Nach neun
turbulenten Jahren des Aufbaus, des Erfolgs und des Widerspruchs geht Professor
Hermann J. Forneck, Direktor der Pädagogischen Hochschule FHNW, versehen mit
dem Dank der Trägerkantone Baselland, Basel-Stadt, Aargau und Solothurn, auf
Ende des Frühlingssemesters altershalber in Pension. Wie hat er selber dieses
knappe Jahrzehnt erlebt?
Versteht sich auch als Praktiker: Forneck, Bild: Raphael Hünerfauth
PH-Direktor Forneck: "Vielleicht habe ich einige etwas überfordert", Aargauer Zeitung, 9.7. von Hans Fahrländer
Herr Forneck, Sie haben die Leitung der
Pädagogischen Hochschule FHNW wenige Monate nach deren Gründung im Jahr 2006
übernommen. Wie lautete der Auftrag, der Ihnen der Fachhochschulrat und die
vier Trägerkantone erteilt haben?
Hermann J.
Forneck: Es war ein mehrfacher Auftrag. Es galt, acht
Vorgängerinstitute aus vier Kantonen zu einer einzigen Hochschule zu vereinen
und 27 Studiengänge auf 7 zu reduzieren. In der neuen Hochschule stiessen acht
Administrationen, Kulturen und Strukturen aufeinander, es kam zu heftigen
Abgrenzungsprozessen zwischen diesen lokalen Kulturen. Zudem ging es darum, die
Lehrerbildung in der Nordwestschweiz konsequent zu tertiarisieren, das heisst
auf Hochschulniveau anzusiedeln. Auch dagegen gab es anfänglich grossen
Widerstand. Ein Kollege sagte zu mir, als ich das Amt 2006 antrat: «Das ist ein
Himmelfahrtskommando!»
Was denken Sie, warum hat der Fachhochschulrat
gerade Sie für dieses Himmelfahrtskommando ausersehen?
○ ○ ○ ○ ○
_AUFGABENLISTE_
1: Gib das Interview mit Hermann J. Forneck erneut wieder, beginnend bei „Versteht sich auch“ und endend bei „Trägerkantone erteilt haben?“, und ersetze darin „Fachhochschulrat“ durch „Hochschulrat“.
2: Schreibe die Zeilen der Datensätze, beginnend bei der Zeile mit „x-tick-mark-sad — [1274, 876, 1278, 888]“ und endend bei der Zeile mit „x-tick-label-happy: happy —“, als JSON-Liste von Zeichenketten um, eine Zeichenkette pro Zeile. Beide Endzeilen gehören dazu, Leerzeilen lässt du weg.
Das Interview und die Datensätze stammen aus verschiedenen Quellen.

_GEZEIGTE DATENSÄTZE_
○ ○ ○ ○ ○
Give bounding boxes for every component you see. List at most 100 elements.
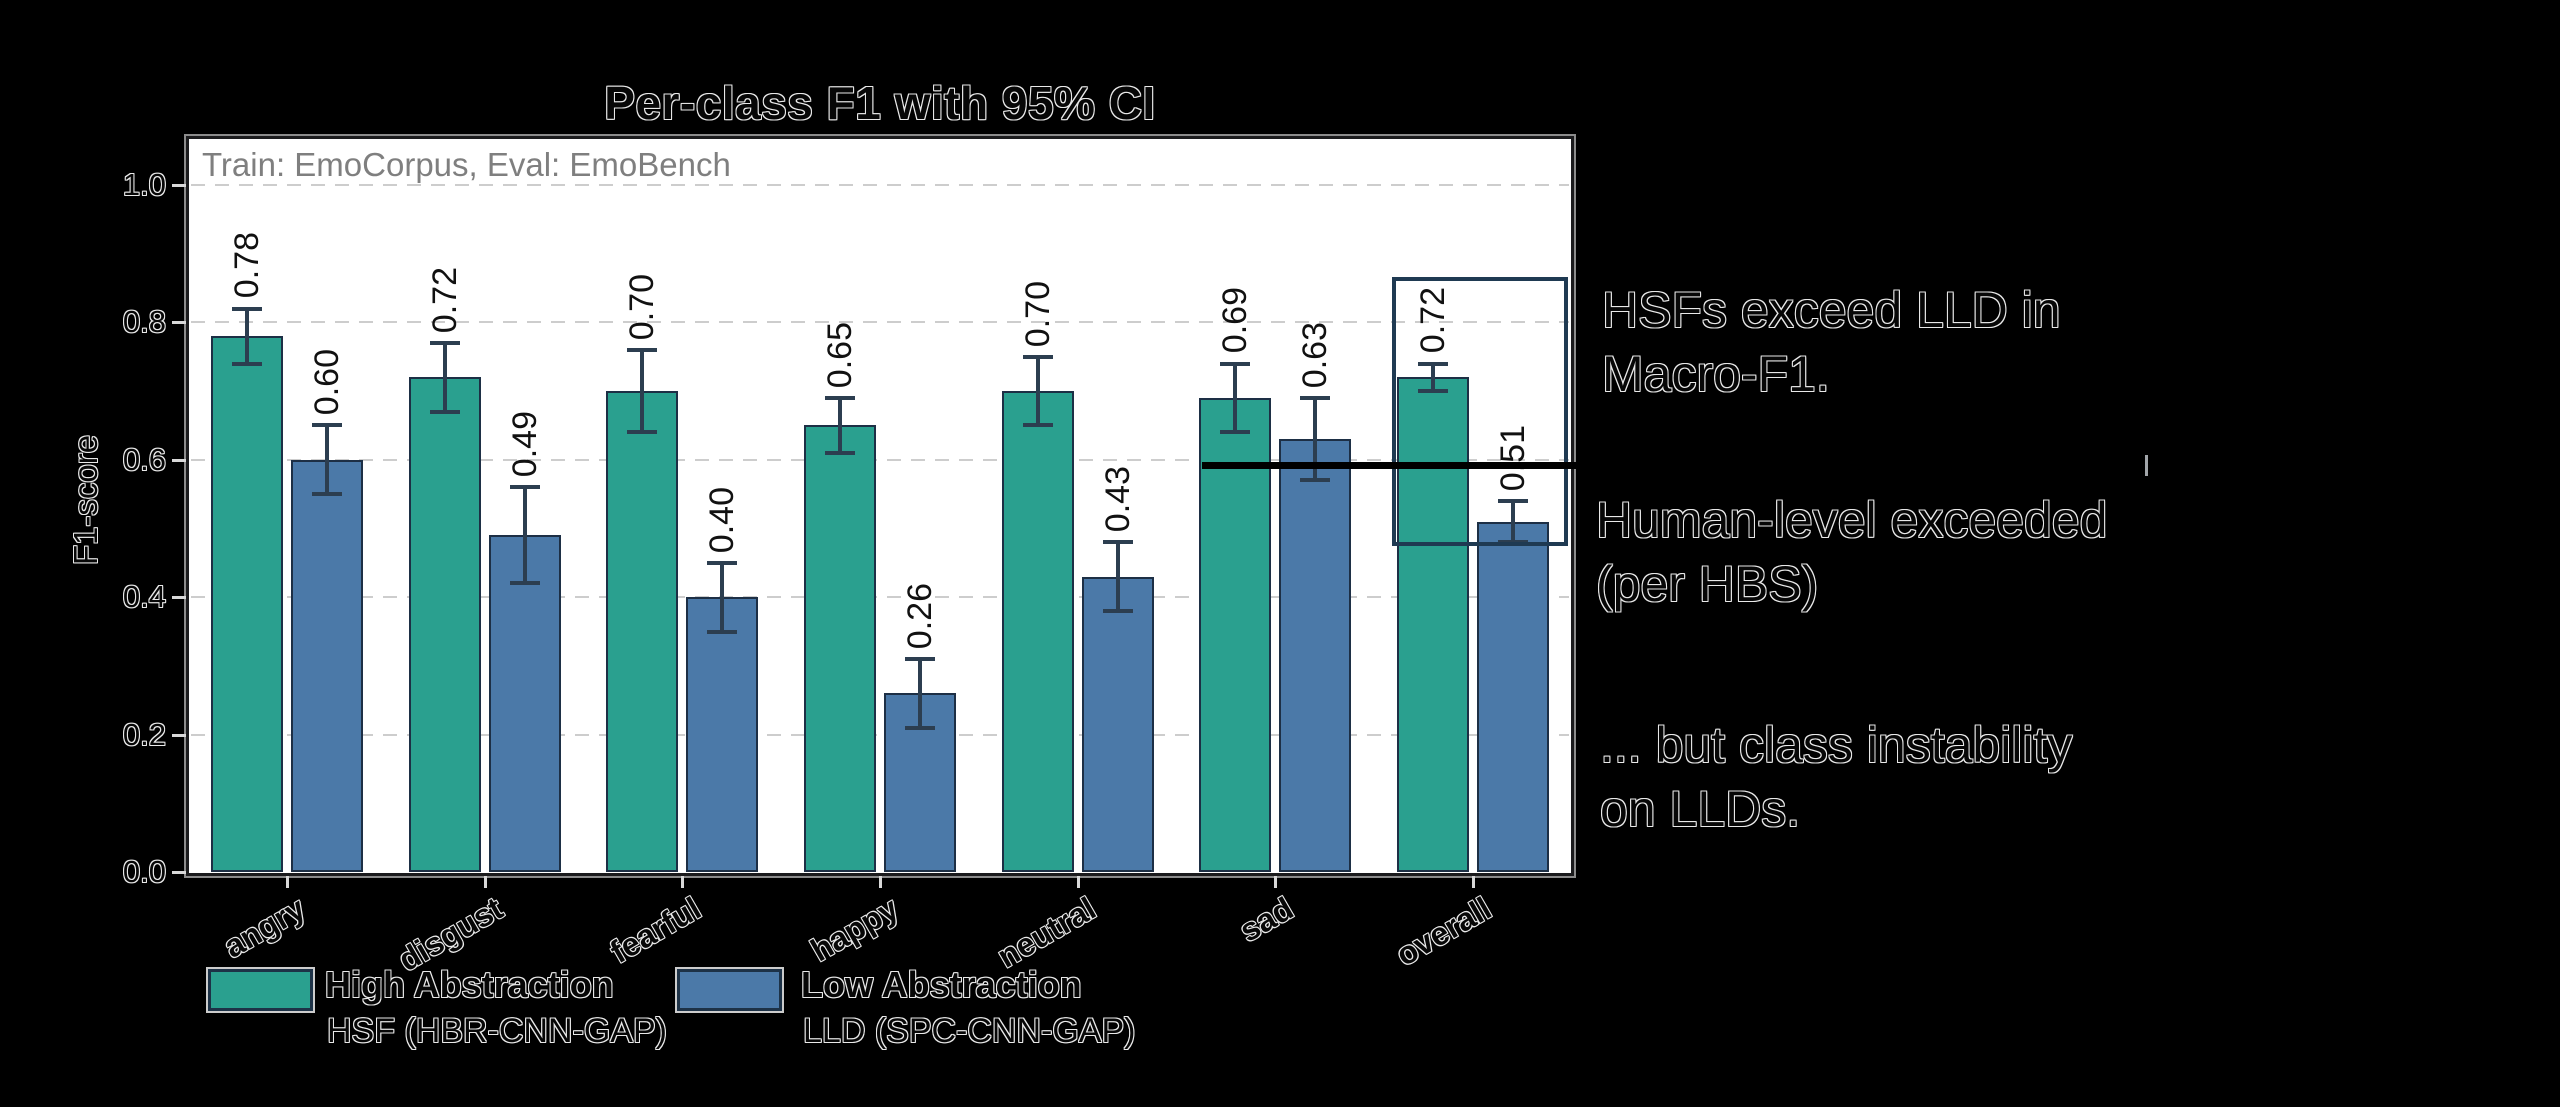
x-tick-mark-sad — [1274, 876, 1278, 888]
error-cap-low-angry-low-abstraction — [311, 492, 342, 497]
error-cap-low-sad-low-abstraction — [1300, 478, 1331, 483]
error-cap-high-neutral-high-abstraction — [1022, 354, 1053, 359]
x-tick-mark-disgust — [483, 876, 487, 888]
value-label-fearful-high-abstraction: 0.70 — [623, 273, 662, 340]
x-tick-label-happy: happy — [804, 890, 904, 969]
error-cap-low-happy-low-abstraction — [905, 725, 935, 730]
error-cap-high-disgust-low-abstraction — [509, 485, 540, 490]
value-label-disgust-low-abstraction: 0.49 — [505, 411, 544, 478]
train-eval-caption: Train: EmoCorpus, Eval: EmoBench — [202, 146, 731, 183]
gridline-0.2 — [191, 733, 1569, 736]
value-label-angry-low-abstraction: 0.60 — [307, 349, 346, 416]
error-cap-low-neutral-high-abstraction — [1022, 423, 1053, 428]
gridline-1.0 — [191, 184, 1569, 186]
x-tick-mark-overall — [1472, 876, 1476, 888]
plot-area — [186, 136, 1574, 876]
error-stem-happy-high-abstraction — [838, 397, 842, 453]
y-tick-mark-0.0 — [172, 871, 186, 874]
x-tick-label-angry: angry — [217, 890, 311, 965]
bar-overall-low-abstraction — [1477, 521, 1550, 872]
value-label-happy-high-abstraction: 0.65 — [821, 321, 859, 388]
error-cap-low-overall-high-abstraction — [1418, 389, 1449, 394]
annotation-hsf-exceeds-lld: HSFs exceed LLD in Macro-F1. — [1602, 282, 2061, 402]
value-label-neutral-high-abstraction: 0.70 — [1018, 280, 1057, 347]
error-stem-disgust-low-abstraction — [522, 487, 527, 584]
y-tick-label-0.4: 0.4 — [122, 579, 166, 615]
error-cap-low-angry-high-abstraction — [231, 361, 262, 366]
bar-happy-high-abstraction — [804, 425, 876, 872]
error-cap-high-disgust-high-abstraction — [429, 341, 460, 345]
value-label-disgust-high-abstraction: 0.72 — [425, 266, 464, 334]
value-label-sad-low-abstraction: 0.63 — [1296, 321, 1335, 388]
error-cap-low-sad-high-abstraction — [1220, 430, 1251, 435]
annotation-human-level-exceeded: Human-level exceeded (per HBS) — [1596, 492, 2108, 612]
bar-fearful-high-abstraction — [606, 391, 679, 872]
x-tick-label-neutral: neutral — [991, 890, 1102, 975]
error-cap-low-happy-high-abstraction — [825, 450, 855, 455]
y-tick-label-0.0: 0.0 — [122, 854, 166, 889]
legend-sublabel-hsf: HSF (HBR-CNN-GAP) — [327, 1012, 667, 1050]
gridline-0.4 — [191, 596, 1569, 599]
error-stem-neutral-low-abstraction — [1115, 542, 1120, 611]
x-tick-label-sad: sad — [1233, 890, 1300, 949]
error-cap-high-sad-low-abstraction — [1300, 395, 1331, 400]
error-cap-low-disgust-low-abstraction — [509, 581, 540, 586]
error-stem-disgust-high-abstraction — [442, 343, 447, 412]
y-tick-mark-0.8 — [172, 321, 186, 325]
bar-angry-high-abstraction — [210, 336, 283, 872]
gridline-0.6 — [191, 458, 1569, 461]
error-cap-high-happy-low-abstraction — [905, 657, 935, 662]
bar-neutral-low-abstraction — [1081, 576, 1154, 872]
value-label-angry-high-abstraction: 0.78 — [227, 232, 266, 299]
gridline-0.8 — [191, 321, 1569, 324]
value-label-sad-high-abstraction: 0.69 — [1216, 287, 1255, 354]
y-tick-mark-0.2 — [172, 733, 186, 737]
bar-overall-high-abstraction — [1397, 377, 1470, 872]
error-cap-high-overall-high-abstraction — [1418, 361, 1449, 366]
bar-sad-high-abstraction — [1199, 397, 1272, 872]
chart-title: Per-class F1 with 95% CI — [604, 77, 1156, 129]
x-tick-mark-angry — [285, 876, 289, 888]
bar-neutral-high-abstraction — [1001, 391, 1074, 872]
error-cap-high-angry-low-abstraction — [311, 423, 342, 428]
error-stem-overall-high-abstraction — [1431, 363, 1436, 392]
error-stem-angry-low-abstraction — [324, 425, 329, 495]
y-tick-label-0.6: 0.6 — [122, 441, 166, 477]
error-cap-high-fearful-low-abstraction — [707, 560, 738, 565]
error-cap-low-neutral-low-abstraction — [1102, 608, 1133, 613]
error-stem-overall-low-abstraction — [1511, 501, 1516, 543]
bar-disgust-low-abstraction — [488, 535, 561, 872]
error-stem-happy-low-abstraction — [918, 659, 922, 728]
error-cap-high-angry-high-abstraction — [231, 306, 262, 311]
bar-angry-low-abstraction — [290, 459, 363, 872]
error-cap-low-fearful-low-abstraction — [707, 629, 738, 634]
bar-disgust-high-abstraction — [408, 377, 481, 872]
error-cap-low-fearful-high-abstraction — [627, 430, 658, 435]
value-label-neutral-low-abstraction: 0.43 — [1098, 466, 1137, 533]
value-label-happy-low-abstraction: 0.26 — [901, 582, 939, 650]
legend-label-high-abstraction: High Abstraction — [325, 964, 614, 1005]
legend-sublabel-lld: LLD (SPC-CNN-GAP) — [803, 1012, 1136, 1050]
legend-label-low-abstraction: Low Abstraction — [801, 964, 1082, 1005]
error-cap-low-disgust-high-abstraction — [429, 409, 460, 414]
x-tick-label-overall: overall — [1389, 890, 1498, 973]
x-tick-label-fearful: fearful — [603, 890, 707, 971]
error-stem-fearful-high-abstraction — [640, 349, 645, 433]
annotation-class-instability: ... but class instability on LLDs. — [1600, 717, 2073, 837]
error-stem-sad-high-abstraction — [1233, 363, 1238, 433]
x-tick-mark-happy — [879, 876, 882, 888]
y-tick-mark-0.4 — [172, 596, 186, 600]
error-cap-high-sad-high-abstraction — [1220, 361, 1251, 366]
value-label-fearful-low-abstraction: 0.40 — [703, 486, 742, 553]
error-stem-sad-low-abstraction — [1313, 397, 1318, 481]
y-tick-label-0.8: 0.8 — [122, 304, 166, 340]
error-stem-neutral-high-abstraction — [1035, 356, 1040, 426]
y-tick-mark-0.6 — [172, 458, 186, 462]
y-tick-mark-1.0 — [172, 184, 186, 187]
legend-swatch-low-abstraction — [677, 969, 782, 1011]
error-stem-angry-high-abstraction — [244, 308, 249, 364]
human-baseline-line-endcap — [2145, 455, 2148, 476]
error-cap-high-overall-low-abstraction — [1498, 499, 1529, 504]
overall-highlight-box — [1392, 277, 1568, 546]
○ ○ ○ ○ ○
_ANTWORTEN_
1:
Versteht sich auch als Praktiker: Forneck, Bild: Raphael Hünerfauth
PH-Direktor Forneck: "Vielleicht habe ich einige etwas überfordert", Aargauer Zeitung, 9.7. von Hans Fahrländer
Herr Forneck, Sie haben die Leitung der
Pädagogischen Hochschule FHNW wenige Monate nach deren Gründung im Jahr 2006
übernommen. Wie lautete der Auftrag, der Ihnen der Hochschulrat und die
vier Trägerkantone erteilt haben?

2:
[
  "x-tick-mark-sad — [1274, 876, 1278, 888]",
  "error-cap-low-angry-low-abstraction — [311, 492, 342, 497]",
  "error-cap-low-sad-low-abstraction — [1300, 478, 1331, 483]",
  "error-cap-high-neutral-high-abstraction — [1022, 354, 1053, 359]",
  "x-tick-mark-disgust — [483, 876, 487, 888]",
  "value-label-fearful-high-abstraction: 0.70 — [623, 273, 662, 340]",
  "x-tick-label-happy: happy — [804, 890, 904, 969]"
]